→ **Brief**
Transcribe the records in full, keeping every character as it is.

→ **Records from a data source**
--

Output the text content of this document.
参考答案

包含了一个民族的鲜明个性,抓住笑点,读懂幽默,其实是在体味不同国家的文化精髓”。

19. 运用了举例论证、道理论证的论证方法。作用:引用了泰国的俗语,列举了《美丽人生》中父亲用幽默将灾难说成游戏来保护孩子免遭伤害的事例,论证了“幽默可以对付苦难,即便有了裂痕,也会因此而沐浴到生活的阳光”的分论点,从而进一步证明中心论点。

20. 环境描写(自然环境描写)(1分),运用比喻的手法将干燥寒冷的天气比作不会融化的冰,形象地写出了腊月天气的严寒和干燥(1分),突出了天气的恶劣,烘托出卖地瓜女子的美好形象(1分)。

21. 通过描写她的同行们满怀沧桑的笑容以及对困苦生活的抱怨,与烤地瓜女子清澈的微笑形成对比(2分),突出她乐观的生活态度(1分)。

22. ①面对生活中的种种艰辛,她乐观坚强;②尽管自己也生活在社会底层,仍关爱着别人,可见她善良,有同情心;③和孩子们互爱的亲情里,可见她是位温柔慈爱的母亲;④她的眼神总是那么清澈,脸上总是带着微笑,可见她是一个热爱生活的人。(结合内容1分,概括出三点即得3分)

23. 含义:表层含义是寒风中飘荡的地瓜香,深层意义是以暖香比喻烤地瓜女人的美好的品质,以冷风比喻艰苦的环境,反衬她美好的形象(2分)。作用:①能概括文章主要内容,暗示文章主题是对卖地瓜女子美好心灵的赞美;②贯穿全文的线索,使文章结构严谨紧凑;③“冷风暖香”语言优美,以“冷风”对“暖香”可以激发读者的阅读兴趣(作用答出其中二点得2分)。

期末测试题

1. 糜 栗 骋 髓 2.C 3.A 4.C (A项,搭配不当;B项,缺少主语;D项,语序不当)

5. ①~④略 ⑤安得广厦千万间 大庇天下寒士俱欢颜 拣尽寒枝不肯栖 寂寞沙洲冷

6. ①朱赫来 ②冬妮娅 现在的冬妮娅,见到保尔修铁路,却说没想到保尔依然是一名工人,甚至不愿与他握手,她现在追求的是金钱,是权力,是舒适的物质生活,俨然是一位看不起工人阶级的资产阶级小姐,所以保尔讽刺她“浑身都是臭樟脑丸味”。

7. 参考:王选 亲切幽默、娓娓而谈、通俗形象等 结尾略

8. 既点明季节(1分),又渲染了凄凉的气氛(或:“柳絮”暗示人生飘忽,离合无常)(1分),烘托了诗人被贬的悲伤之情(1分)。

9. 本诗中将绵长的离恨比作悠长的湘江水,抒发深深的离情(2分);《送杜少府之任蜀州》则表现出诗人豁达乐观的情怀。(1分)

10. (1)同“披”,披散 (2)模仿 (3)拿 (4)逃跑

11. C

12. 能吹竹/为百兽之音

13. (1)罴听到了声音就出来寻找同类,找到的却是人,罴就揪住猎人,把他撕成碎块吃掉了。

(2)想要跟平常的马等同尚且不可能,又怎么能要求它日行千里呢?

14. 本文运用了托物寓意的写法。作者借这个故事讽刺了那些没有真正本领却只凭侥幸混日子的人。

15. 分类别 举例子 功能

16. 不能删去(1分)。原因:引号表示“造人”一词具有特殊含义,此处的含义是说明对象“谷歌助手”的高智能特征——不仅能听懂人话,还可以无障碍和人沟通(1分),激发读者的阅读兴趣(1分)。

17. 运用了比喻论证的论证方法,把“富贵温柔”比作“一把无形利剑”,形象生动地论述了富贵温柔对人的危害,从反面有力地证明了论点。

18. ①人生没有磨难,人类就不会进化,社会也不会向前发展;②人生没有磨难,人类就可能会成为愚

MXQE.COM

--

→ **The result**
Output the text content of this document.
参考答案

包含了一个民族的鲜明个性,抓住笑点,读懂幽默,其实是在体味不同国家的文化精髓”。

19. 运用了举例论证、道理论证的论证方法。作用:引用了泰国的俗语,列举了《美丽人生》中父亲用幽默将灾难说成游戏来保护孩子免遭伤害的事例,论证了“幽默可以对付苦难,即便有了裂痕,也会因此而沐浴到生活的阳光”的分论点,从而进一步证明中心论点。

20. 环境描写(自然环境描写)(1分),运用比喻的手法将干燥寒冷的天气比作不会融化的冰,形象地写出了腊月天气的严寒和干燥(1分),突出了天气的恶劣,烘托出卖地瓜女子的美好形象(1分)。

21. 通过描写她的同行们满怀沧桑的笑容以及对困苦生活的抱怨,与烤地瓜女子清澈的微笑形成对比(2分),突出她乐观的生活态度(1分)。

22. ①面对生活中的种种艰辛,她乐观坚强;②尽管自己也生活在社会底层,仍关爱着别人,可见她善良,有同情心;③和孩子们互爱的亲情里,可见她是位温柔慈爱的母亲;④她的眼神总是那么清澈,脸上总是带着微笑,可见她是一个热爱生活的人。(结合内容1分,概括出三点即得3分)

23. 含义:表层含义是寒风中飘荡的地瓜香,深层意义是以暖香比喻烤地瓜女人的美好的品质,以冷风比喻艰苦的环境,反衬她美好的形象(2分)。作用:①能概括文章主要内容,暗示文章主题是对卖地瓜女子美好心灵的赞美;②贯穿全文的线索,使文章结构严谨紧凑;③“冷风暖香”语言优美,以“冷风”对“暖香”可以激发读者的阅读兴趣(作用答出其中二点得2分)。

期末测试题

1. 糜 栗 骋 髓 2.C 3.A 4.C (A项,搭配不当;B项,缺少主语;D项,语序不当)

5. ①~④略 ⑤安得广厦千万间 大庇天下寒士俱欢颜 拣尽寒枝不肯栖 寂寞沙洲冷

6. ①朱赫来 ②冬妮娅 现在的冬妮娅,见到保尔修铁路,却说没想到保尔依然是一名工人,甚至不愿与他握手,她现在追求的是金钱,是权力,是舒适的物质生活,俨然是一位看不起工人阶级的资产阶级小姐,所以保尔讽刺她“浑身都是臭樟脑丸味”。

7. 参考:王选 亲切幽默、娓娓而谈、通俗形象等 结尾略

8. 既点明季节(1分),又渲染了凄凉的气氛(或:“柳絮”暗示人生飘忽,离合无常)(1分),烘托了诗人被贬的悲伤之情(1分)。

9. 本诗中将绵长的离恨比作悠长的湘江水,抒发深深的离情(2分);《送杜少府之任蜀州》则表现出诗人豁达乐观的情怀。(1分)

10. (1)同“披”,披散 (2)模仿 (3)拿 (4)逃跑

11. C

12. 能吹竹/为百兽之音

13. (1)罴听到了声音就出来寻找同类,找到的却是人,罴就揪住猎人,把他撕成碎块吃掉了。

(2)想要跟平常的马等同尚且不可能,又怎么能要求它日行千里呢?

14. 本文运用了托物寓意的写法。作者借这个故事讽刺了那些没有真正本领却只凭侥幸混日子的人。

15. 分类别 举例子 功能

16. 不能删去(1分)。原因:引号表示“造人”一词具有特殊含义,此处的含义是说明对象“谷歌助手”的高智能特征——不仅能听懂人话,还可以无障碍和人沟通(1分),激发读者的阅读兴趣(1分)。

17. 运用了比喻论证的论证方法,把“富贵温柔”比作“一把无形利剑”,形象生动地论述了富贵温柔对人的危害,从反面有力地证明了论点。

18. ①人生没有磨难,人类就不会进化,社会也不会向前发展;②人生没有磨难,人类就可能会成为愚

MXQE.COM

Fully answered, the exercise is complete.